INPUT RECORDS:
———

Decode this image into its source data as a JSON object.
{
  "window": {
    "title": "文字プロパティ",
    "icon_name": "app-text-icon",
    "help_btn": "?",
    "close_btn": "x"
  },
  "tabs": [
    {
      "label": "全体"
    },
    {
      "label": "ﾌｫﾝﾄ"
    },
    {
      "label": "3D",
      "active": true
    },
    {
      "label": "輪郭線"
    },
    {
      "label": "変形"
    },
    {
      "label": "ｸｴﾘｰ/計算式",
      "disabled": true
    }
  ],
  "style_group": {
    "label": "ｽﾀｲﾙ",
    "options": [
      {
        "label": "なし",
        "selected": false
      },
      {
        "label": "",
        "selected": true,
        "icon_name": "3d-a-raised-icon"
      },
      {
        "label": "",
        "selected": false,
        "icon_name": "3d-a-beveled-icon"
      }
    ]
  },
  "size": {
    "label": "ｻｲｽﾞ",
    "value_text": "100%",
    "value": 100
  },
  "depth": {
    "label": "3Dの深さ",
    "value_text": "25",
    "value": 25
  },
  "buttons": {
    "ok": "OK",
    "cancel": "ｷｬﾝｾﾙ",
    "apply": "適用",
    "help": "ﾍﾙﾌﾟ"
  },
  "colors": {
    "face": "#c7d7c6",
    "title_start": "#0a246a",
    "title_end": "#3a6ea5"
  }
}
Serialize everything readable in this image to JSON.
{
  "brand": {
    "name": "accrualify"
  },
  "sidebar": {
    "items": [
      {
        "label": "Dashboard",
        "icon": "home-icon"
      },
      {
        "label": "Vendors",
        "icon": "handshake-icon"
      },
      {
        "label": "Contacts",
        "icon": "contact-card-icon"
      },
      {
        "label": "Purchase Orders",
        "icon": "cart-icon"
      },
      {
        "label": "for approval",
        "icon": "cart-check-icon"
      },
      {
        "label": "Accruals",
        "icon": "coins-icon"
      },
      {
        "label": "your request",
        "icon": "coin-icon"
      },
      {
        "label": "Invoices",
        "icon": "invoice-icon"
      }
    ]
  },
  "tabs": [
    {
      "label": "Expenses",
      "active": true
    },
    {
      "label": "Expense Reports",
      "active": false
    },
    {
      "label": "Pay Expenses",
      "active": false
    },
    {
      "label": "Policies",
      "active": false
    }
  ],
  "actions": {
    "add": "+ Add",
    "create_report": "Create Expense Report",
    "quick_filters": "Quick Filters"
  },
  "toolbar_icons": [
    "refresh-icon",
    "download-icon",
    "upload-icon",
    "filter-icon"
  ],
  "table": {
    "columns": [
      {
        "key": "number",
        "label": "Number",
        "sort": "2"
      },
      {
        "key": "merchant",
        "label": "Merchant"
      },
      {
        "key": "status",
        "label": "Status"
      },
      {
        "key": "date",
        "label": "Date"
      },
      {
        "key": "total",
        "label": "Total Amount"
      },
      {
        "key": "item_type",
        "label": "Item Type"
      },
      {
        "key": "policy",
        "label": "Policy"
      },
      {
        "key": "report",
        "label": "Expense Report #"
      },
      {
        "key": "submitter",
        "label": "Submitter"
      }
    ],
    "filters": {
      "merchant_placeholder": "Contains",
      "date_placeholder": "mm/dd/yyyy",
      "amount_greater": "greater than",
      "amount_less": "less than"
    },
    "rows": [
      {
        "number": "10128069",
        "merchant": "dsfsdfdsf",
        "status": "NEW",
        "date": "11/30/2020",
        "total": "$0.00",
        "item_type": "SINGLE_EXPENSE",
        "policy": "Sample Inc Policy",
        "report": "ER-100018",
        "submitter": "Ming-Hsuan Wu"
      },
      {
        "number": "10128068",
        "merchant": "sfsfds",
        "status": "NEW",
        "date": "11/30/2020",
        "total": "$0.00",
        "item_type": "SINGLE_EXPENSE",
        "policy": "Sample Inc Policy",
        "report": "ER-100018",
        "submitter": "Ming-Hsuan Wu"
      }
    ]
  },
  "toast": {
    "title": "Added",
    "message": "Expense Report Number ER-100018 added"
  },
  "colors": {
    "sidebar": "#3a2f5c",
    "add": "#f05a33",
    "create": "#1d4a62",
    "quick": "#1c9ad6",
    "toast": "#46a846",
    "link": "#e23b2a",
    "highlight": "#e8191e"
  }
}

———

STATED EXERCISE: Please reproduce all of the entries exactly as they stand.

REPLY:
Decode this image into its source data as a JSON object.
{
  "window": {
    "title": "文字プロパティ",
    "icon_name": "app-text-icon",
    "help_btn": "?",
    "close_btn": "x"
  },
  "tabs": [
    {
      "label": "全体"
    },
    {
      "label": "ﾌｫﾝﾄ"
    },
    {
      "label": "3D",
      "active": true
    },
    {
      "label": "輪郭線"
    },
    {
      "label": "変形"
    },
    {
      "label": "ｸｴﾘｰ/計算式",
      "disabled": true
    }
  ],
  "style_group": {
    "label": "ｽﾀｲﾙ",
    "options": [
      {
        "label": "なし",
        "selected": false
      },
      {
        "label": "",
        "selected": true,
        "icon_name": "3d-a-raised-icon"
      },
      {
        "label": "",
        "selected": false,
        "icon_name": "3d-a-beveled-icon"
      }
    ]
  },
  "size": {
    "label": "ｻｲｽﾞ",
    "value_text": "100%",
    "value": 100
  },
  "depth": {
    "label": "3Dの深さ",
    "value_text": "25",
    "value": 25
  },
  "buttons": {
    "ok": "OK",
    "cancel": "ｷｬﾝｾﾙ",
    "apply": "適用",
    "help": "ﾍﾙﾌﾟ"
  },
  "colors": {
    "face": "#c7d7c6",
    "title_start": "#0a246a",
    "title_end": "#3a6ea5"
  }
}
Serialize everything readable in this image to JSON.
{
  "brand": {
    "name": "accrualify"
  },
  "sidebar": {
    "items": [
      {
        "label": "Dashboard",
        "icon": "home-icon"
      },
      {
        "label": "Vendors",
        "icon": "handshake-icon"
      },
      {
        "label": "Contacts",
        "icon": "contact-card-icon"
      },
      {
        "label": "Purchase Orders",
        "icon": "cart-icon"
      },
      {
        "label": "for approval",
        "icon": "cart-check-icon"
      },
      {
        "label": "Accruals",
        "icon": "coins-icon"
      },
      {
        "label": "your request",
        "icon": "coin-icon"
      },
      {
        "label": "Invoices",
        "icon": "invoice-icon"
      }
    ]
  },
  "tabs": [
    {
      "label": "Expenses",
      "active": true
    },
    {
      "label": "Expense Reports",
      "active": false
    },
    {
      "label": "Pay Expenses",
      "active": false
    },
    {
      "label": "Policies",
      "active": false
    }
  ],
  "actions": {
    "add": "+ Add",
    "create_report": "Create Expense Report",
    "quick_filters": "Quick Filters"
  },
  "toolbar_icons": [
    "refresh-icon",
    "download-icon",
    "upload-icon",
    "filter-icon"
  ],
  "table": {
    "columns": [
      {
        "key": "number",
        "label": "Number",
        "sort": "2"
      },
      {
        "key": "merchant",
        "label": "Merchant"
      },
      {
        "key": "status",
        "label": "Status"
      },
      {
        "key": "date",
        "label": "Date"
      },
      {
        "key": "total",
        "label": "Total Amount"
      },
      {
        "key": "item_type",
        "label": "Item Type"
      },
      {
        "key": "policy",
        "label": "Policy"
      },
      {
        "key": "report",
        "label": "Expense Report #"
      },
      {
        "key": "submitter",
        "label": "Submitter"
      }
    ],
    "filters": {
      "merchant_placeholder": "Contains",
      "date_placeholder": "mm/dd/yyyy",
      "amount_greater": "greater than",
      "amount_less": "less than"
    },
    "rows": [
      {
        "number": "10128069",
        "merchant": "dsfsdfdsf",
        "status": "NEW",
        "date": "11/30/2020",
        "total": "$0.00",
        "item_type": "SINGLE_EXPENSE",
        "policy": "Sample Inc Policy",
        "report": "ER-100018",
        "submitter": "Ming-Hsuan Wu"
      },
      {
        "number": "10128068",
        "merchant": "sfsfds",
        "status": "NEW",
        "date": "11/30/2020",
        "total": "$0.00",
        "item_type": "SINGLE_EXPENSE",
        "policy": "Sample Inc Policy",
        "report": "ER-100018",
        "submitter": "Ming-Hsuan Wu"
      }
    ]
  },
  "toast": {
    "title": "Added",
    "message": "Expense Report Number ER-100018 added"
  },
  "colors": {
    "sidebar": "#3a2f5c",
    "add": "#f05a33",
    "create": "#1d4a62",
    "quick": "#1c9ad6",
    "toast": "#46a846",
    "link": "#e23b2a",
    "highlight": "#e8191e"
  }
}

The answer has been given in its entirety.